TO DO> Copy whichever lines contain the string "work".

EXTRACTED MATERIAL>
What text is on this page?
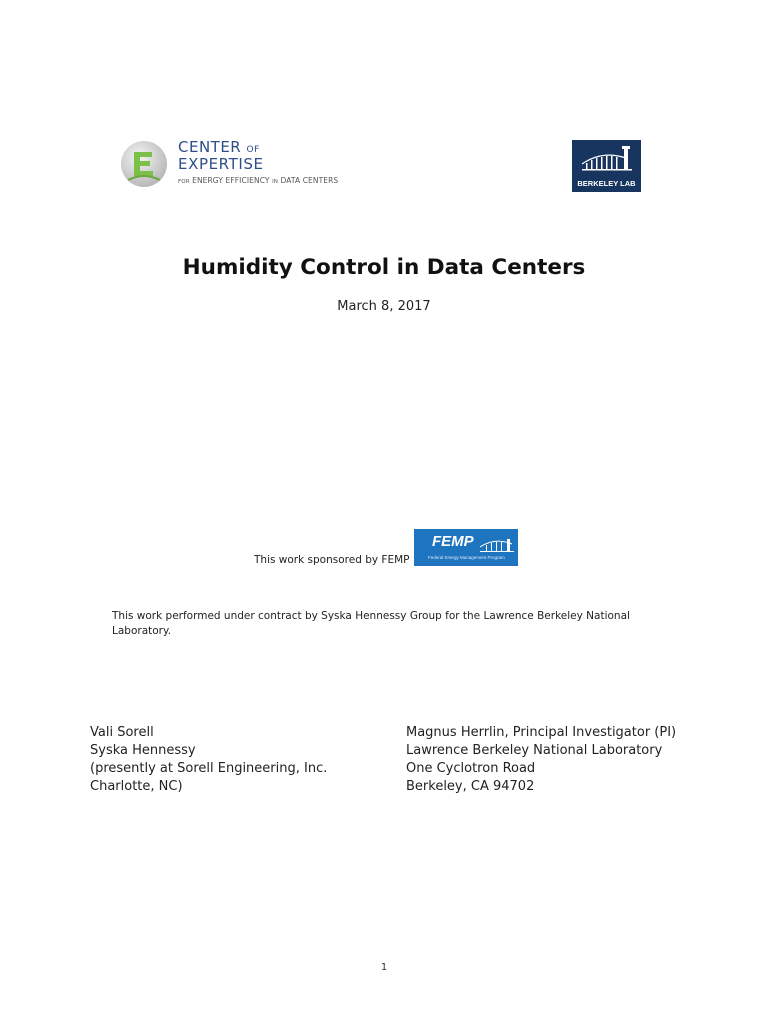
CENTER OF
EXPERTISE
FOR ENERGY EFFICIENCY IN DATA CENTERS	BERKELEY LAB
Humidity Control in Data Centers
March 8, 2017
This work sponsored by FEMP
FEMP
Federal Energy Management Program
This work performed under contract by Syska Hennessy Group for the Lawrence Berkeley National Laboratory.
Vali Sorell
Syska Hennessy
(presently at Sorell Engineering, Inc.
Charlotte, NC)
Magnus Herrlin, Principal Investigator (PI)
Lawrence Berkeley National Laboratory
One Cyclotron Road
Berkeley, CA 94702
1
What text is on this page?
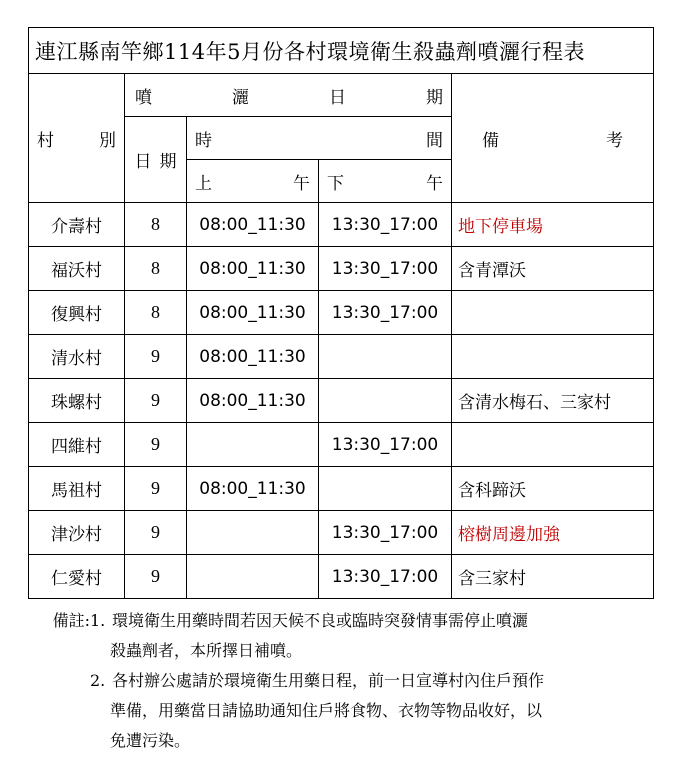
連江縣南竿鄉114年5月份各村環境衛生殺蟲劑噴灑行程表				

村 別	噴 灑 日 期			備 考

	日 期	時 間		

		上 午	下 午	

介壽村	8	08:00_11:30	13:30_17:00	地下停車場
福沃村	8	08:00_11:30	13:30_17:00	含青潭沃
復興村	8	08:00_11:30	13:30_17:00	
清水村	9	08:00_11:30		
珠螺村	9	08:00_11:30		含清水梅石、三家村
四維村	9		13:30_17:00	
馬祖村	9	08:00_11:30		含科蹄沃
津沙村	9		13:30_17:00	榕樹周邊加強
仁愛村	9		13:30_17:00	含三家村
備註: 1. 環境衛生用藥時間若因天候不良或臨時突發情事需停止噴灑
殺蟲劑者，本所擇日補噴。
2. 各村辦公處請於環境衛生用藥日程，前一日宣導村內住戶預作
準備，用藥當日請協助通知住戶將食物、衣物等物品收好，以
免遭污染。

EXERCISE SOLUTION>
This work sponsored by FEMP
This work performed under contract by Syska Hennessy Group for the Lawrence Berkeley National Laboratory.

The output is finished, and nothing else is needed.